-- Start of MATERIAL PROVIDED --

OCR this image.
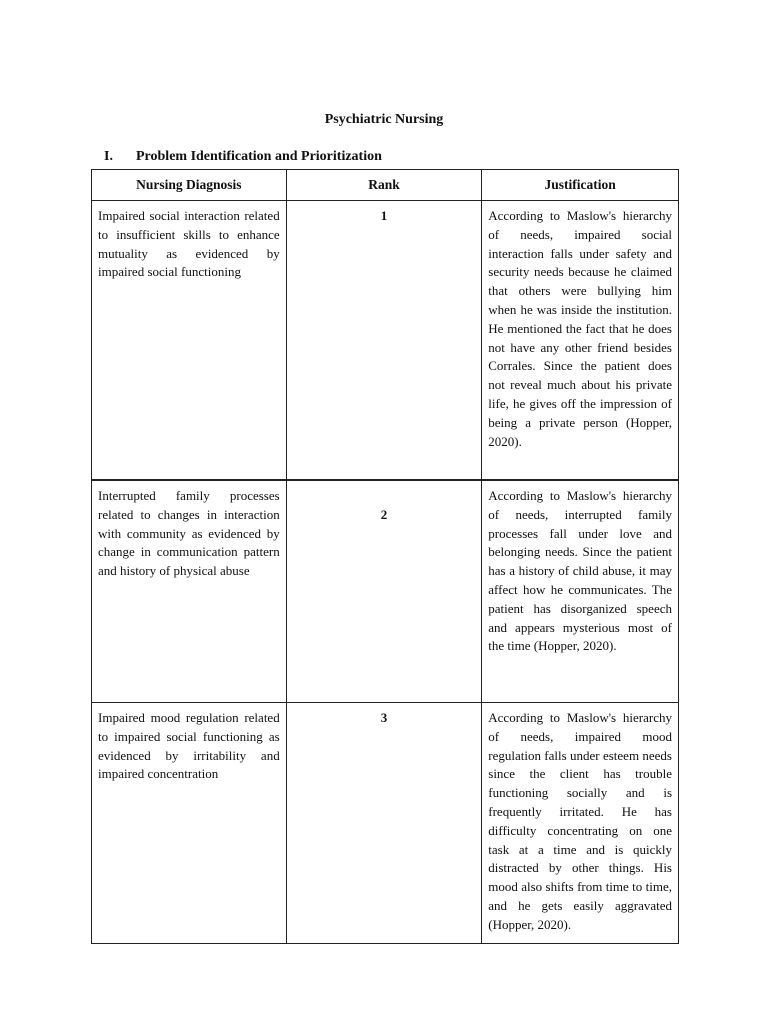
Psychiatric Nursing
I. Problem Identification and Prioritization
Nursing Diagnosis	Rank	Justification
Impaired social interaction related to insufficient skills to enhance mutuality as evidenced by impaired social functioning	1	According to Maslow's hierarchy of needs, impaired social interaction falls under safety and security needs because he claimed that others were bullying him when he was inside the institution. He mentioned the fact that he does not have any other friend besides Corrales. Since the patient does not reveal much about his private life, he gives off the impression of being a private person (Hopper, 2020).
Interrupted family processes related to changes in interaction with community as evidenced by change in communication pattern and history of physical abuse	2	According to Maslow's hierarchy of needs, interrupted family processes fall under love and belonging needs. Since the patient has a history of child abuse, it may affect how he communicates. The patient has disorganized speech and appears mysterious most of the time (Hopper, 2020).
Impaired mood regulation related to impaired social functioning as evidenced by irritability and impaired concentration	3	According to Maslow's hierarchy of needs, impaired mood regulation falls under esteem needs since the client has trouble functioning socially and is frequently irritated. He has difficulty concentrating on one task at a time and is quickly distracted by other things. His mood also shifts from time to time, and he gets easily aggravated (Hopper, 2020).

-- End of MATERIAL PROVIDED --

[WHAT THE EXERCISE ASKS] An exact transcription of all the entries is required, without the pictures.

[EXERCISE RESULT]
OCR this image.
Psychiatric Nursing
I. Problem Identification and Prioritization
Nursing Diagnosis	Rank	Justification
Impaired social interaction related to insufficient skills to enhance mutuality as evidenced by impaired social functioning	1	According to Maslow's hierarchy of needs, impaired social interaction falls under safety and security needs because he claimed that others were bullying him when he was inside the institution. He mentioned the fact that he does not have any other friend besides Corrales. Since the patient does not reveal much about his private life, he gives off the impression of being a private person (Hopper, 2020).
Interrupted family processes related to changes in interaction with community as evidenced by change in communication pattern and history of physical abuse	2	According to Maslow's hierarchy of needs, interrupted family processes fall under love and belonging needs. Since the patient has a history of child abuse, it may affect how he communicates. The patient has disorganized speech and appears mysterious most of the time (Hopper, 2020).
Impaired mood regulation related to impaired social functioning as evidenced by irritability and impaired concentration	3	According to Maslow's hierarchy of needs, impaired mood regulation falls under esteem needs since the client has trouble functioning socially and is frequently irritated. He has difficulty concentrating on one task at a time and is quickly distracted by other things. His mood also shifts from time to time, and he gets easily aggravated (Hopper, 2020).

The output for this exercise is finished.